### REQUIRED WORK:
Write out, word for word, the part of the CN second-quarter 2015 results text starting with "Foreign currency impact" and going on through "(26 per cent).".

### READING PASSAGE:

Foreign currency impact on results
Although CN reports its earnings in Canadian dollars, a large portion of its revenues and expenses is denominated in U.S. dollars. The fluctuation of the Canadian dollar relative to the U.S. dollar affects the conversion of the Company’s U.S.-dollar-denominated revenues and expenses. On a constant currency basis, CN’s net income for the second quarter of 2015 would have been lower by C$64 million, or C$0.08 per diluted share. (1)
Second-quarter 2015 revenues, traffic volumes and expenses
Revenues for the second quarter of 2015 were flat at C$3,125 million. Revenues increased for automotive (17 per cent), forest products (eight per cent), petroleum and chemicals (four per cent), and intermodal (two per cent). Revenues declined for metals and minerals (five per cent), grain and fertilizers (seven per cent), and coal (26 per cent).
The revenue performance was mainly attributable to the positive translation impact of the weaker Canadian dollar on U.S.-dollar-denominated revenues; freight rate increases; and strong overseas intermodal demand and higher volumes of finished vehicle traffic. These factors were almost entirely offset by a lower applicable fuel surcharge rate; lower volumes of Canadian grain versus the prior year’s record crop; decreased shipments of coal due to weaker global demand; reduced shipments of energy-related commodities, including crude oil, frac sand, and drilling pipe; as well as lower volumes of semi-finished steel products and iron ore.
Carloadings for the quarter declined by three per cent to 1,414 thousand.
Revenue ton-miles, measuring the relative weight and distance of rail freight transported by CN, declined by seven per cent over the year-earlier quarter. Rail freight revenue per revenue ton-mile, a measurement of yield defined as revenue earned on the movement of a ton of freight over one mile, increased by seven per cent over the year-earlier period, driven by the positive translation impact of the weaker Canadian dollar and freight rate increases, partly offset by a lower applicable fuel surcharge rate and an increase in the average length of haul.
Operating expenses for the quarter decreased by five per cent to C$1,763 million, mainly due to lower fuel costs and lower labor and fringe benefits expense, partly offset by the negative translation impact of a weaker Canadian dollar on U.S.-dollar-denominated expenses as well as increased purchased services and material expense.

Layout element annotations
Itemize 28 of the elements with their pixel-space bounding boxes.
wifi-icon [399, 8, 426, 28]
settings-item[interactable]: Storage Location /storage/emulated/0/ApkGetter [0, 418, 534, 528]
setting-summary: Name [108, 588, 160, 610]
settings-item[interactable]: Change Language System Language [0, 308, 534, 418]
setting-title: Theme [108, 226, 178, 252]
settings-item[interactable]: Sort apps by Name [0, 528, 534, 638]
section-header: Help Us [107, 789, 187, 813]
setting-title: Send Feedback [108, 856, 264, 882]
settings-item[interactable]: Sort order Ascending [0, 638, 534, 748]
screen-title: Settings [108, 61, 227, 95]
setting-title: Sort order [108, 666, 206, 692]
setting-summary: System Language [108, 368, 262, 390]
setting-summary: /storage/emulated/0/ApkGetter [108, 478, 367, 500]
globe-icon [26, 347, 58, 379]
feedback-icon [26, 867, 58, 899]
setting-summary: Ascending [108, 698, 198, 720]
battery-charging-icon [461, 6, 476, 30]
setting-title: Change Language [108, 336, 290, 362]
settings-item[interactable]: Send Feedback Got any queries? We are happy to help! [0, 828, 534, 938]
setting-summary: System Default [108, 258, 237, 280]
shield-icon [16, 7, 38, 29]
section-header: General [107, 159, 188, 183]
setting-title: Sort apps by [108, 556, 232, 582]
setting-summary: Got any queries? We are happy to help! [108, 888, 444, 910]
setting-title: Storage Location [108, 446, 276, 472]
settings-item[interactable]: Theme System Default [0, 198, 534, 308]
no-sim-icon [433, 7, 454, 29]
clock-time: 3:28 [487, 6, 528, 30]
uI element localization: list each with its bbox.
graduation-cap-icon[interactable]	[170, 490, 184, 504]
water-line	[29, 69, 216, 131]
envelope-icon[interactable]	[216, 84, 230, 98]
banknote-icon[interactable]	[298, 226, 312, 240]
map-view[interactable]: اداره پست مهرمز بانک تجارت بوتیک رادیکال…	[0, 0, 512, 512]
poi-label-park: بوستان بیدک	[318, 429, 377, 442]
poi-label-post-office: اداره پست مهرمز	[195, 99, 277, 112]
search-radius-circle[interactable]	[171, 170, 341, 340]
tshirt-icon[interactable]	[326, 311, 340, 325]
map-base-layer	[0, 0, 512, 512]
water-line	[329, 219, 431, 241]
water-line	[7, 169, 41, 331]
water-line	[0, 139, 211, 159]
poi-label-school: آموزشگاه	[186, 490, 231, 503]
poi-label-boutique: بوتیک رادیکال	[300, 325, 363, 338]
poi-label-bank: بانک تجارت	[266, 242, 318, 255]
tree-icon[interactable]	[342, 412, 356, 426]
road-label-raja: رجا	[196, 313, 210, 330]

### EXERCISE RESPONSE:
Foreign currency impact on results
Although CN reports its earnings in Canadian dollars, a large portion of its revenues and expenses is denominated in U.S. dollars. The fluctuation of the Canadian dollar relative to the U.S. dollar affects the conversion of the Company’s U.S.-dollar-denominated revenues and expenses. On a constant currency basis, CN’s net income for the second quarter of 2015 would have been lower by C$64 million, or C$0.08 per diluted share. (1)
Second-quarter 2015 revenues, traffic volumes and expenses
Revenues for the second quarter of 2015 were flat at C$3,125 million. Revenues increased for automotive (17 per cent), forest products (eight per cent), petroleum and chemicals (four per cent), and intermodal (two per cent). Revenues declined for metals and minerals (five per cent), grain and fertilizers (seven per cent), and coal (26 per cent).